[Stored rows]
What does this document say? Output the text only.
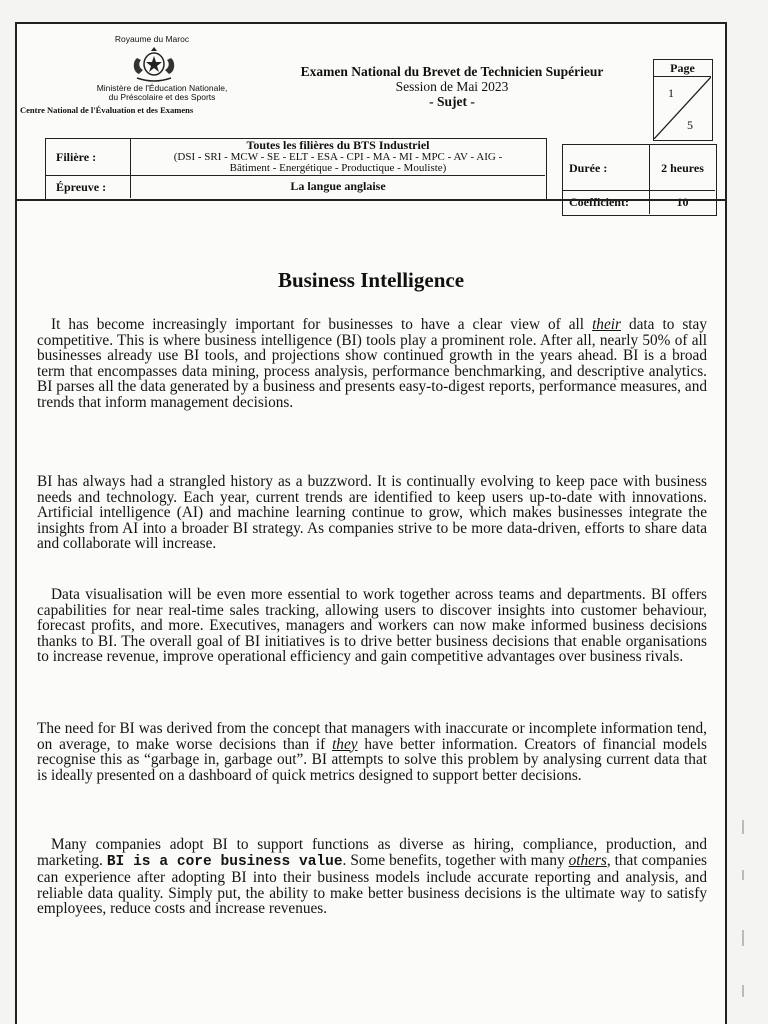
Royaume du Maroc
Ministère de l'Éducation Nationale,
du Préscolaire et des Sports
Centre National de l'Évaluation et des Examens
Examen National du Brevet de Technicien Supérieur
Session de Mai 2023
- Sujet -
Page
1
5
Filière :
Toutes les filières du BTS Industriel
(DSI - SRI - MCW - SE - ELT - ESA - CPI - MA - MI - MPC - AV - AIG -
Bâtiment - Energétique - Productique - Mouliste)
Épreuve :	La langue anglaise
Durée :	2 heures
Coefficient:	10
Business Intelligence

It has become increasingly important for businesses to have a clear view of all their data to stay competitive. This is where business intelligence (BI) tools play a prominent role. After all, nearly 50% of all businesses already use BI tools, and projections show continued growth in the years ahead. BI is a broad term that encompasses data mining, process analysis, performance benchmarking, and descriptive analytics. BI parses all the data generated by a business and presents easy-to-digest reports, performance measures, and trends that inform management decisions.

BI has always had a strangled history as a buzzword. It is continually evolving to keep pace with business needs and technology. Each year, current trends are identified to keep users up-to-date with innovations. Artificial intelligence (AI) and machine learning continue to grow, which makes businesses integrate the insights from AI into a broader BI strategy. As companies strive to be more data-driven, efforts to share data and collaborate will increase.

Data visualisation will be even more essential to work together across teams and departments. BI offers capabilities for near real-time sales tracking, allowing users to discover insights into customer behaviour, forecast profits, and more. Executives, managers and workers can now make informed business decisions thanks to BI. The overall goal of BI initiatives is to drive better business decisions that enable organisations to increase revenue, improve operational efficiency and gain competitive advantages over business rivals.

The need for BI was derived from the concept that managers with inaccurate or incomplete information tend, on average, to make worse decisions than if they have better information. Creators of financial models recognise this as “garbage in, garbage out”. BI attempts to solve this problem by analysing current data that is ideally presented on a dashboard of quick metrics designed to support better decisions.

Many companies adopt BI to support functions as diverse as hiring, compliance, production, and marketing. BI is a core business value. Some benefits, together with many others, that companies can experience after adopting BI into their business models include accurate reporting and analysis, and reliable data quality. Simply put, the ability to make better business decisions is the ultimate way to satisfy employees, reduce costs and increase revenues.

[What you have to do] Can you restate all the records above word for word while dropping the pictures?

[Result of this task]
What does this document say? Output the text only.
Royaume du Maroc
Ministère de l'Éducation Nationale,
du Préscolaire et des Sports
Centre National de l'Évaluation et des Examens
Examen National du Brevet de Technicien Supérieur
Session de Mai 2023
- Sujet -
Page
1
5
Filière :
Toutes les filières du BTS Industriel
(DSI - SRI - MCW - SE - ELT - ESA - CPI - MA - MI - MPC - AV - AIG -
Bâtiment - Energétique - Productique - Mouliste)
Épreuve :	La langue anglaise
Durée :	2 heures
Coefficient:	10
Business Intelligence

It has become increasingly important for businesses to have a clear view of all their data to stay competitive. This is where business intelligence (BI) tools play a prominent role. After all, nearly 50% of all businesses already use BI tools, and projections show continued growth in the years ahead. BI is a broad term that encompasses data mining, process analysis, performance benchmarking, and descriptive analytics. BI parses all the data generated by a business and presents easy-to-digest reports, performance measures, and trends that inform management decisions.

BI has always had a strangled history as a buzzword. It is continually evolving to keep pace with business needs and technology. Each year, current trends are identified to keep users up-to-date with innovations. Artificial intelligence (AI) and machine learning continue to grow, which makes businesses integrate the insights from AI into a broader BI strategy. As companies strive to be more data-driven, efforts to share data and collaborate will increase.

Data visualisation will be even more essential to work together across teams and departments. BI offers capabilities for near real-time sales tracking, allowing users to discover insights into customer behaviour, forecast profits, and more. Executives, managers and workers can now make informed business decisions thanks to BI. The overall goal of BI initiatives is to drive better business decisions that enable organisations to increase revenue, improve operational efficiency and gain competitive advantages over business rivals.

The need for BI was derived from the concept that managers with inaccurate or incomplete information tend, on average, to make worse decisions than if they have better information. Creators of financial models recognise this as “garbage in, garbage out”. BI attempts to solve this problem by analysing current data that is ideally presented on a dashboard of quick metrics designed to support better decisions.

Many companies adopt BI to support functions as diverse as hiring, compliance, production, and marketing. BI is a core business value. Some benefits, together with many others, that companies can experience after adopting BI into their business models include accurate reporting and analysis, and reliable data quality. Simply put, the ability to make better business decisions is the ultimate way to satisfy employees, reduce costs and increase revenues.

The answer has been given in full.